- _Task brief_
From the listing below, return each line that includes "pollen".

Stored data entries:
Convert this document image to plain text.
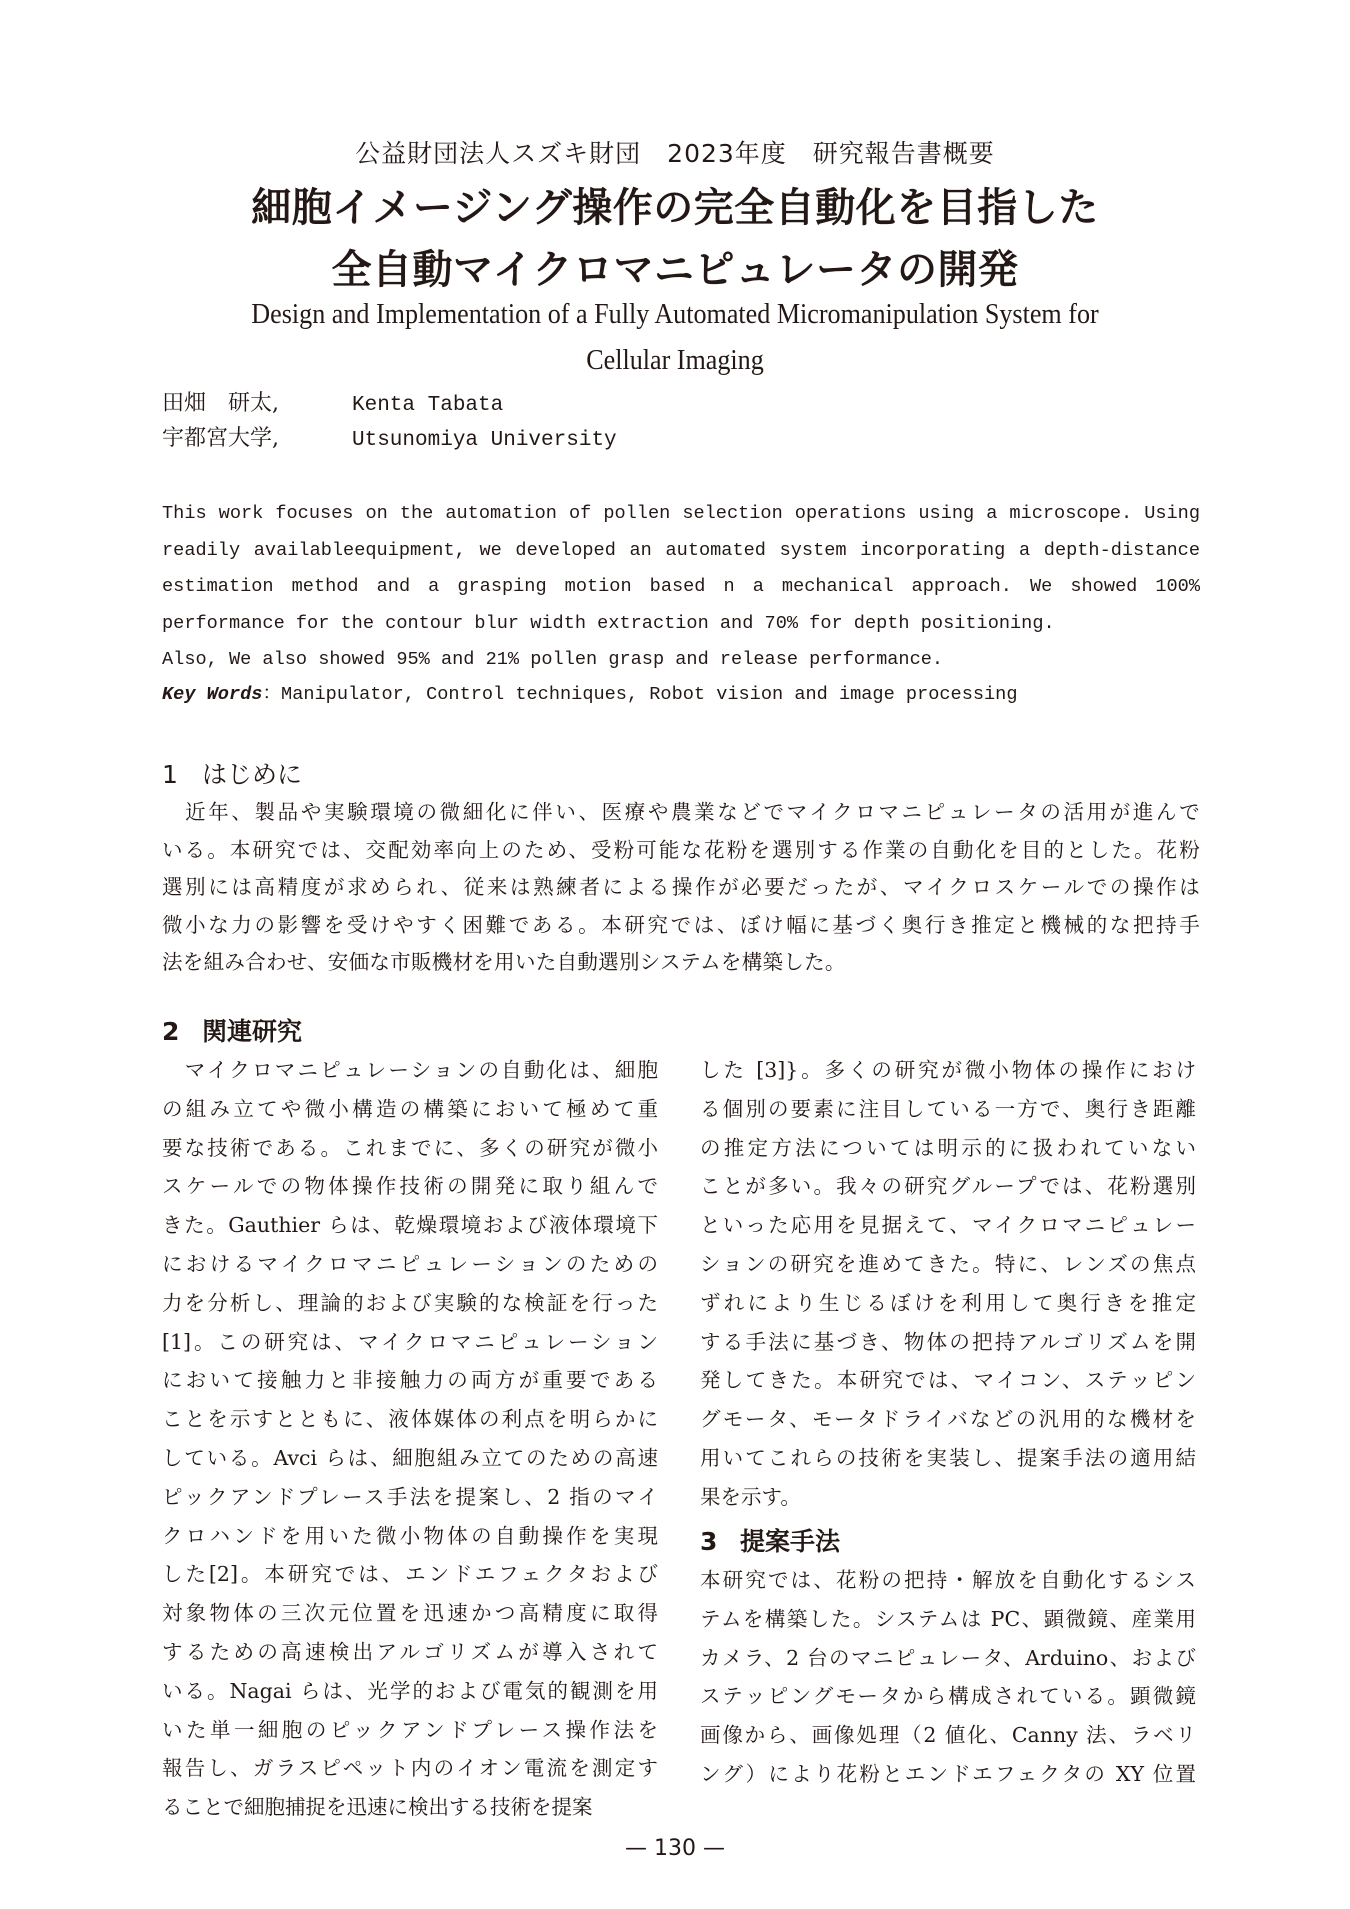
公益財団法人スズキ財団　2023年度　研究報告書概要
細胞イメージング操作の完全自動化を目指した
全自動マイクロマニピュレータの開発
Design and Implementation of a Fully Automated Micromanipulation System for
Cellular Imaging
田畑　研太,	Kenta Tabata
宇都宮大学,	Utsunomiya University
This work focuses on the automation of pollen selection operations using a microscope. Using
readily availableequipment, we developed an automated system incorporating a depth-distance
estimation method and a grasping motion based n a mechanical approach. We showed 100%
performance for the contour blur width extraction and 70% for depth positioning.
Also, We also showed 95% and 21% pollen grasp and release performance.
Key Words：Manipulator, Control techniques, Robot vision and image processing
1 はじめに
　近年、製品や実験環境の微細化に伴い、医療や農業などでマイクロマニピュレータの活用が進んで
いる。本研究では、交配効率向上のため、受粉可能な花粉を選別する作業の自動化を目的とした。花粉
選別には高精度が求められ、従来は熟練者による操作が必要だったが、マイクロスケールでの操作は
微小な力の影響を受けやすく困難である。本研究では、ぼけ幅に基づく奥行き推定と機械的な把持手
法を組み合わせ、安価な市販機材を用いた自動選別システムを構築した。
2 関連研究
　マイクロマニピュレーションの自動化は、細胞
の組み立てや微小構造の構築において極めて重
要な技術である。これまでに、多くの研究が微小
スケールでの物体操作技術の開発に取り組んで
きた。Gauthier らは、乾燥環境および液体環境下
におけるマイクロマニピュレーションのための
力を分析し、理論的および実験的な検証を行った
[1]。この研究は、マイクロマニピュレーション
において接触力と非接触力の両方が重要である
ことを示すとともに、液体媒体の利点を明らかに
している。Avci らは、細胞組み立てのための高速
ピックアンドプレース手法を提案し、2 指のマイ
クロハンドを用いた微小物体の自動操作を実現
した[2]。本研究では、エンドエフェクタおよび
対象物体の三次元位置を迅速かつ高精度に取得
するための高速検出アルゴリズムが導入されて
いる。Nagai らは、光学的および電気的観測を用
いた単一細胞のピックアンドプレース操作法を
報告し、ガラスピペット内のイオン電流を測定す
ることで細胞捕捉を迅速に検出する技術を提案
した [3]}。多くの研究が微小物体の操作におけ
る個別の要素に注目している一方で、奥行き距離
の推定方法については明示的に扱われていない
ことが多い。我々の研究グループでは、花粉選別
といった応用を見据えて、マイクロマニピュレー
ションの研究を進めてきた。特に、レンズの焦点
ずれにより生じるぼけを利用して奥行きを推定
する手法に基づき、物体の把持アルゴリズムを開
発してきた。本研究では、マイコン、ステッピン
グモータ、モータドライバなどの汎用的な機材を
用いてこれらの技術を実装し、提案手法の適用結
果を示す。
3 提案手法
本研究では、花粉の把持・解放を自動化するシス
テムを構築した。システムは PC、顕微鏡、産業用
カメラ、2 台のマニピュレータ、Arduino、および
ステッピングモータから構成されている。顕微鏡
画像から、画像処理（2 値化、Canny 法、ラベリ
ング）により花粉とエンドエフェクタの XY 位置
— 130 —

- _Task response_
This work focuses on the automation of pollen selection operations using a microscope. Using
Also, We also showed 95% and 21% pollen grasp and release performance.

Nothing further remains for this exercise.